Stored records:
-=-=-=-=-
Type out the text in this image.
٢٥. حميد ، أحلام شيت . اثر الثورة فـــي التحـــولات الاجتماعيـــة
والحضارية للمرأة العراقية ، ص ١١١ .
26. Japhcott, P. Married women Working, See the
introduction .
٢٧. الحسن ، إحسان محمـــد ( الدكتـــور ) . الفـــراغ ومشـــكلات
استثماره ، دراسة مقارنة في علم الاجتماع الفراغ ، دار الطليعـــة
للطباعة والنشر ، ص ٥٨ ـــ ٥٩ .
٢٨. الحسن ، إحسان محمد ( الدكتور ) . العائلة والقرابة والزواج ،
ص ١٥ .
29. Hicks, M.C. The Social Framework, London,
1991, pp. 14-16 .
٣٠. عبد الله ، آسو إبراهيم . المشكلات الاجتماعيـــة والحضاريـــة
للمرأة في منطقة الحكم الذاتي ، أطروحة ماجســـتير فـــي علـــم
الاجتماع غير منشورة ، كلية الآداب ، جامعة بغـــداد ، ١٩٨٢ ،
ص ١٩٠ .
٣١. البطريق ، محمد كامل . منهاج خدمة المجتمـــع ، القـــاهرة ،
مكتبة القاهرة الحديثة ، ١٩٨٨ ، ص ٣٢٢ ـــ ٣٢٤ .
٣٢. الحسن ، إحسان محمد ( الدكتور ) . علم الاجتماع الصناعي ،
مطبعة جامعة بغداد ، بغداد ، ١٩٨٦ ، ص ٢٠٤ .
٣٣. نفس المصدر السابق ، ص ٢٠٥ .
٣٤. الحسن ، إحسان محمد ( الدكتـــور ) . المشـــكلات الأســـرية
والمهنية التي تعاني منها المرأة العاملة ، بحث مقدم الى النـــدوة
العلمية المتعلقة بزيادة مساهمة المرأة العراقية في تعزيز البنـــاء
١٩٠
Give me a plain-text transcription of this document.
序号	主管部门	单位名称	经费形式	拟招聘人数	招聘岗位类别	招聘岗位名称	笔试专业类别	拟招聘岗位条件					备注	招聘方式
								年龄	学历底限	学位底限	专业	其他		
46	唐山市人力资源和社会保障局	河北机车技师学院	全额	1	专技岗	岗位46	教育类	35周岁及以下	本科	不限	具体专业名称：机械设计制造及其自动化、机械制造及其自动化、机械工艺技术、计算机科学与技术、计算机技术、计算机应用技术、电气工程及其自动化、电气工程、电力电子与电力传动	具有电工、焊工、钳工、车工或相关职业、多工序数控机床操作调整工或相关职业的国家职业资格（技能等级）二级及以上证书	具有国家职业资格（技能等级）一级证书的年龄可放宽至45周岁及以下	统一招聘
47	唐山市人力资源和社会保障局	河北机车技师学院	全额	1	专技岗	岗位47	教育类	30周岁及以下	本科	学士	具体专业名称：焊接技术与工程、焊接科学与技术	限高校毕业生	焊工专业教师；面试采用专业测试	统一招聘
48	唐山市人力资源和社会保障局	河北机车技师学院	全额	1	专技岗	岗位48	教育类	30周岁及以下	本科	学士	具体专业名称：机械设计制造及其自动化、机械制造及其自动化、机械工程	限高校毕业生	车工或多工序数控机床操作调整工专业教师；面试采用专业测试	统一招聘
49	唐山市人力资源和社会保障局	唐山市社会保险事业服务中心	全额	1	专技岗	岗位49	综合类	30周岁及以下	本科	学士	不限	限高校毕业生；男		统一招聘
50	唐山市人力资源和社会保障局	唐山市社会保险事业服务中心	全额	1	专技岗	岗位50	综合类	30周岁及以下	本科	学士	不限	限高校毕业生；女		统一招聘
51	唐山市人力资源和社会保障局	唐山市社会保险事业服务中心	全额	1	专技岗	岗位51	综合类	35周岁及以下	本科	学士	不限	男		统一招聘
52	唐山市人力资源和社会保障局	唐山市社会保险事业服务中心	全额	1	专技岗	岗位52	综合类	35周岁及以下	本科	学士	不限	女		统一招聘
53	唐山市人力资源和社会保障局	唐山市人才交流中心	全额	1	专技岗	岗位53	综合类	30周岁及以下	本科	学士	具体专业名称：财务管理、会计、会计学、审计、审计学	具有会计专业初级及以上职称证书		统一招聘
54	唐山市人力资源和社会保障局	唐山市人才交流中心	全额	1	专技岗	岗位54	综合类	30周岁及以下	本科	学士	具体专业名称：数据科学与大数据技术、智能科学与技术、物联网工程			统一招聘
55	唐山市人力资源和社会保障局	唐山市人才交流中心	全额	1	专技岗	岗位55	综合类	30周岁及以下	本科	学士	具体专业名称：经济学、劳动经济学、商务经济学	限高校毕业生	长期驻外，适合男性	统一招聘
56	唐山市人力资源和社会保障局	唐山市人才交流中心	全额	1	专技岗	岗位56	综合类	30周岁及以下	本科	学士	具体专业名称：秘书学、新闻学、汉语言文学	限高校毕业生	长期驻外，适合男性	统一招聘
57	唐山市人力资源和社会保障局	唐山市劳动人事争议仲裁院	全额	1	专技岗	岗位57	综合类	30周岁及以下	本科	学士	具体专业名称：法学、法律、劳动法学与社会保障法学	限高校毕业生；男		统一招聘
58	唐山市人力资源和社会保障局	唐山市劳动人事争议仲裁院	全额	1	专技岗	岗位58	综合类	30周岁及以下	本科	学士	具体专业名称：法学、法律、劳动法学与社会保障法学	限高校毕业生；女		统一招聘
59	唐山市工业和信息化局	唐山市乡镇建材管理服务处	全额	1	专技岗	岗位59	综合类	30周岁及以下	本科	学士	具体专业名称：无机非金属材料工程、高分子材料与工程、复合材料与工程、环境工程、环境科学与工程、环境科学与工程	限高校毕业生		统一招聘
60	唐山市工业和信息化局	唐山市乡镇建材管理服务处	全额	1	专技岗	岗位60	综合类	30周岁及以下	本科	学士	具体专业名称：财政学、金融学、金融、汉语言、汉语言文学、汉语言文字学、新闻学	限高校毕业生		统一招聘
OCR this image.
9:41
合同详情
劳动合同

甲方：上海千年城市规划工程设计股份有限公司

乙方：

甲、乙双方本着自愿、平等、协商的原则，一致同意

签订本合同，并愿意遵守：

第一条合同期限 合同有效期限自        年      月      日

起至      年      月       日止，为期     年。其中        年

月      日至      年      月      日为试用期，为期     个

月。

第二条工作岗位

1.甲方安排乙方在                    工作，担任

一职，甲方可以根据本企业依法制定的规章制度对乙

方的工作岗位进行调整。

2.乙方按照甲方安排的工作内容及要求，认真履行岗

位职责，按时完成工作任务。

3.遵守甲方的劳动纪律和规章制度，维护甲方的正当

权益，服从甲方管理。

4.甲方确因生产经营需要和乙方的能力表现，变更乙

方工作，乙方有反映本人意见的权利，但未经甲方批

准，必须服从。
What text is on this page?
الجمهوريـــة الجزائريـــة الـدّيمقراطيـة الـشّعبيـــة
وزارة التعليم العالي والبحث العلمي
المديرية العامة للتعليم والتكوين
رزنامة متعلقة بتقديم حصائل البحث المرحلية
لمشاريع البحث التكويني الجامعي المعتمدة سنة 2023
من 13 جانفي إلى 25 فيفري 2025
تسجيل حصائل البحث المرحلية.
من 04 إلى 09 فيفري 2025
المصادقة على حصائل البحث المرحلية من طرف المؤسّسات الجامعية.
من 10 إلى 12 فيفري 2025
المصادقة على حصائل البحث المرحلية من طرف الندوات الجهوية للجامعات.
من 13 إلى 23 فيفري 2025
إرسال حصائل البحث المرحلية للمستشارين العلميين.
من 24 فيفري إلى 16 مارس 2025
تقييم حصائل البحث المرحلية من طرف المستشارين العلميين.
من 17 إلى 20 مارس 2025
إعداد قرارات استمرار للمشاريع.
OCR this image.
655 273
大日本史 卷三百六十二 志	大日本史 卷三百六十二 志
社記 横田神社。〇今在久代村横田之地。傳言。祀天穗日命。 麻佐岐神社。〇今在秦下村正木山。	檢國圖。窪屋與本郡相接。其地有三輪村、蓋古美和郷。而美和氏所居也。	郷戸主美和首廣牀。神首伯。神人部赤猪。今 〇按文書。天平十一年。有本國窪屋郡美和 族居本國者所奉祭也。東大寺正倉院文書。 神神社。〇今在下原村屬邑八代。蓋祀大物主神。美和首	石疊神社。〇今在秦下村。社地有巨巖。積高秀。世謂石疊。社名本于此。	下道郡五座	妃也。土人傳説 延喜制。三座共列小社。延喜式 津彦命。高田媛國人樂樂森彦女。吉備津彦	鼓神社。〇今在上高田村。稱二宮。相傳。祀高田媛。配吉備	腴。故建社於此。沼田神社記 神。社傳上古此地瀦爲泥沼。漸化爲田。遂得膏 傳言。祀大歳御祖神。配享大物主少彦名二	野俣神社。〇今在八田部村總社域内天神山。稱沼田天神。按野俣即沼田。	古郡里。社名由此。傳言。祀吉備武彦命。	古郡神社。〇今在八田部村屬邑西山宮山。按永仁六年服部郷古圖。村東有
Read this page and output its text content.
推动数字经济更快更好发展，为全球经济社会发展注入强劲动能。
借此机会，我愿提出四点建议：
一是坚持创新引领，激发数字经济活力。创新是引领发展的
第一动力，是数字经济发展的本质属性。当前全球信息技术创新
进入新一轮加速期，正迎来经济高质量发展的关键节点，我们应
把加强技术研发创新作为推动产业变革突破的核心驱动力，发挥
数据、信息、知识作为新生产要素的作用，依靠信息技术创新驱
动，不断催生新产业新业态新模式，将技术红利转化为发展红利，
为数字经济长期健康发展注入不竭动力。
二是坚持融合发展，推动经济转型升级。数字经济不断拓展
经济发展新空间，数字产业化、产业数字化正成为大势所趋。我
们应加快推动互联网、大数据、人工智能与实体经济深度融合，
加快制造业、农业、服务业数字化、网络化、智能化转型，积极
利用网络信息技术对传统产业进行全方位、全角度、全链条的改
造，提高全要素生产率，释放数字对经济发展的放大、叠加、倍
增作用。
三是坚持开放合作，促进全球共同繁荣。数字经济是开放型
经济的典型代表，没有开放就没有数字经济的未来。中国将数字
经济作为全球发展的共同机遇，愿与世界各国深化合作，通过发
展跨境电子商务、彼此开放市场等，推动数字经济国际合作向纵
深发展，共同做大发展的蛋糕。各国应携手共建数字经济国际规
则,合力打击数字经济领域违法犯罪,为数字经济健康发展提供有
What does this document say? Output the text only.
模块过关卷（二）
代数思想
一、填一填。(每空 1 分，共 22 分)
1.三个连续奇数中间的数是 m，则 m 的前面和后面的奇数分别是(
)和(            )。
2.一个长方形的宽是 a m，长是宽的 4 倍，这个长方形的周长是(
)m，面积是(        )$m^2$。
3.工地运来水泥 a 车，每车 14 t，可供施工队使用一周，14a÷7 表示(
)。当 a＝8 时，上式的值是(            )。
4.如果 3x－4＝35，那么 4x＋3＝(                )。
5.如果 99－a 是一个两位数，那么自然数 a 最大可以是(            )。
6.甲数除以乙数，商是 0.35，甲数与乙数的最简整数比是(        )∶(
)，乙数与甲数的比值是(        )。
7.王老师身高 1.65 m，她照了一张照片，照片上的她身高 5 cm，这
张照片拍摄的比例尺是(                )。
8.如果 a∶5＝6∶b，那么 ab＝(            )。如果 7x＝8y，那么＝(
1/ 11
-=-=-=-=-
▶ **Exercise**:
Return each line in the records that holds the string "长期驻外".

▶ **Answer below**:
55	唐山市人力资源和社会保障局	唐山市人才交流中心	全额	1	专技岗	岗位55	综合类	30周岁及以下	本科	学士	具体专业名称：经济学、劳动经济学、商务经济学	限高校毕业生	长期驻外，适合男性	统一招聘
56	唐山市人力资源和社会保障局	唐山市人才交流中心	全额	1	专技岗	岗位56	综合类	30周岁及以下	本科	学士	具体专业名称：秘书学、新闻学、汉语言文学	限高校毕业生	长期驻外，适合男性	统一招聘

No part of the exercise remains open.